◆ INSTRUCTIONS TO FOLLOW ◆
All the data should be repeated exactly. Any image in it is left out.

#### GIVEN DATA

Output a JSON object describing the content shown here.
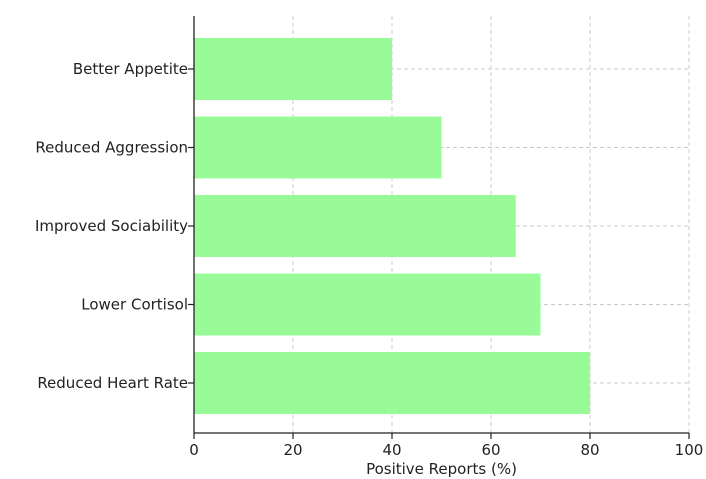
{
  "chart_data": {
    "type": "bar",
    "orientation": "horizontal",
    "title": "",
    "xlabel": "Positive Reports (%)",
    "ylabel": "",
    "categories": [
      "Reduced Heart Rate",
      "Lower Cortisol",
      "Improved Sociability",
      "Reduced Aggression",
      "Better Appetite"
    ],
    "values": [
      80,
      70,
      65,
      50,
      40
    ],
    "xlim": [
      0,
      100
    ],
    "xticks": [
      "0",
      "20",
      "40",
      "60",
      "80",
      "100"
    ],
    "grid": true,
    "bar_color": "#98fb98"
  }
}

########

◆ SOLUTION TO THIS TASK ◆
Output a JSON object describing the content shown here.
{
  "chart_data": {
    "type": "bar",
    "orientation": "horizontal",
    "title": "",
    "xlabel": "Positive Reports (%)",
    "ylabel": "",
    "categories": [
      "Reduced Heart Rate",
      "Lower Cortisol",
      "Improved Sociability",
      "Reduced Aggression",
      "Better Appetite"
    ],
    "values": [
      80,
      70,
      65,
      50,
      40
    ],
    "xlim": [
      0,
      100
    ],
    "xticks": [
      "0",
      "20",
      "40",
      "60",
      "80",
      "100"
    ],
    "grid": true,
    "bar_color": "#98fb98"
  }
}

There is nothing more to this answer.